Data extracted from a collection
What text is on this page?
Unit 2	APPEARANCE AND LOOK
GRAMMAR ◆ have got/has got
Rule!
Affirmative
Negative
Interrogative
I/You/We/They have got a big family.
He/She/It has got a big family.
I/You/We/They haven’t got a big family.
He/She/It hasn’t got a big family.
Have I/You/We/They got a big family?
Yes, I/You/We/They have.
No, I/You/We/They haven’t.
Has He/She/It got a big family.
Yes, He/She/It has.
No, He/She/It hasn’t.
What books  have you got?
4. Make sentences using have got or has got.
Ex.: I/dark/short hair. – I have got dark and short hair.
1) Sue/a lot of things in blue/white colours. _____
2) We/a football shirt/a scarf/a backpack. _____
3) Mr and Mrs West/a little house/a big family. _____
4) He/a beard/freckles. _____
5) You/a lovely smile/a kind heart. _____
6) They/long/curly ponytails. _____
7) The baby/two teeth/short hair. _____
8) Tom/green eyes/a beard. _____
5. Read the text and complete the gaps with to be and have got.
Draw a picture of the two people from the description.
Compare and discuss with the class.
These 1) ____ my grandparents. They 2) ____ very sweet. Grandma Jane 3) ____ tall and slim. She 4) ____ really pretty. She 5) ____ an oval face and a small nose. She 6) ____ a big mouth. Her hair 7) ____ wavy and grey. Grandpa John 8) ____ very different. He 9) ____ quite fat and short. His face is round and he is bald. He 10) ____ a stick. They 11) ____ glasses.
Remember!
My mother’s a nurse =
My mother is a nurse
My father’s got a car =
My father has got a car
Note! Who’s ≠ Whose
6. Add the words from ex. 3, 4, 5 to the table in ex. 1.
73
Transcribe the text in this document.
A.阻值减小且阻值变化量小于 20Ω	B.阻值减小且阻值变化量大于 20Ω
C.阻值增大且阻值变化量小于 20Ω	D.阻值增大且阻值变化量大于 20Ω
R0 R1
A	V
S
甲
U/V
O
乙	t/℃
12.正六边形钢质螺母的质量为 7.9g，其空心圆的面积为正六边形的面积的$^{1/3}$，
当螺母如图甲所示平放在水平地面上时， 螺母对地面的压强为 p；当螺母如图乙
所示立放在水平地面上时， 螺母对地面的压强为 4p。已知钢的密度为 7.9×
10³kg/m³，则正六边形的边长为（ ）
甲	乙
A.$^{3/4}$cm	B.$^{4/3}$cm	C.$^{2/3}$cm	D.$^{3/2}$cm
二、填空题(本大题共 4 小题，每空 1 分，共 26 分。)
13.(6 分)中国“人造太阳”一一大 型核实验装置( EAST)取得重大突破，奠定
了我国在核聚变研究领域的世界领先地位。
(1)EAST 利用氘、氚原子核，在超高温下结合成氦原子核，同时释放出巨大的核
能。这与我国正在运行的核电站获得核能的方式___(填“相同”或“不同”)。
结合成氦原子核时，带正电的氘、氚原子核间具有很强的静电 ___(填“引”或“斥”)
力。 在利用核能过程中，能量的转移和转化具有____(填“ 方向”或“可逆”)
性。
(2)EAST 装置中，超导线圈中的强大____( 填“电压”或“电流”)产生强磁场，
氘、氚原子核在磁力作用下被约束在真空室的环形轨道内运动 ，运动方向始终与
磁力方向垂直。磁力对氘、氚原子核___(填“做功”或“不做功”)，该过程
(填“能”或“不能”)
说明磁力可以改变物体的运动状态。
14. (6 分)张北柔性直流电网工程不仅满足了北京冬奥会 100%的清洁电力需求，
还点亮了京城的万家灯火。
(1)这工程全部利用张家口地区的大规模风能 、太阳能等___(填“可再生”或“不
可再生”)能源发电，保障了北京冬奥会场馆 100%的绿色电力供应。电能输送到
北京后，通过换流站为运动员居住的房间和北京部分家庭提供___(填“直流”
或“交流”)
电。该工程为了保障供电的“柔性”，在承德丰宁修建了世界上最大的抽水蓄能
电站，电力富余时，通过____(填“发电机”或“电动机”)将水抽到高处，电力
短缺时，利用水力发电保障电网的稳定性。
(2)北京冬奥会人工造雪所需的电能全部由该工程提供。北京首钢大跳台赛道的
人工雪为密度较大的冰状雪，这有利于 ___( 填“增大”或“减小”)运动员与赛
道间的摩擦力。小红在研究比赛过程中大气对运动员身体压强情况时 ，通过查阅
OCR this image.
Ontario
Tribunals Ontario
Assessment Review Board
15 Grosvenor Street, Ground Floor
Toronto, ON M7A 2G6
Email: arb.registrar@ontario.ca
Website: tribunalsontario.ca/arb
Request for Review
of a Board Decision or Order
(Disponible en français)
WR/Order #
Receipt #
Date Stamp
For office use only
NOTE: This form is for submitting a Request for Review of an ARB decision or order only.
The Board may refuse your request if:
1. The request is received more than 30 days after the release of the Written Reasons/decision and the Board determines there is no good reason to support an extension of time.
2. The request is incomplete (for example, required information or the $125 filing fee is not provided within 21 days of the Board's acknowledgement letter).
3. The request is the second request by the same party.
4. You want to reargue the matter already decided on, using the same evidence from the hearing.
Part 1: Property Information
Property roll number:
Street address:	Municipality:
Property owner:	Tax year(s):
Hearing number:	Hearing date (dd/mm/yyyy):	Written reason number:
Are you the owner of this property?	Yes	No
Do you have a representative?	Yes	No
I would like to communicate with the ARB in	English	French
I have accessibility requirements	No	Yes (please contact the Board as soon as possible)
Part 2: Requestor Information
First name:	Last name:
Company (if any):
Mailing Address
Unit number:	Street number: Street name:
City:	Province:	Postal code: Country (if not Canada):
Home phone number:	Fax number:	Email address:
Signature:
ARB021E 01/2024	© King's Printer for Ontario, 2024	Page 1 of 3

THE PROBLEM
Gather every line containing the word "text" and copy it.

RESULT OF THE EXERCISE
What text is on this page?
5. Read the text and complete the gaps with to be and have got.
Transcribe the text in this document.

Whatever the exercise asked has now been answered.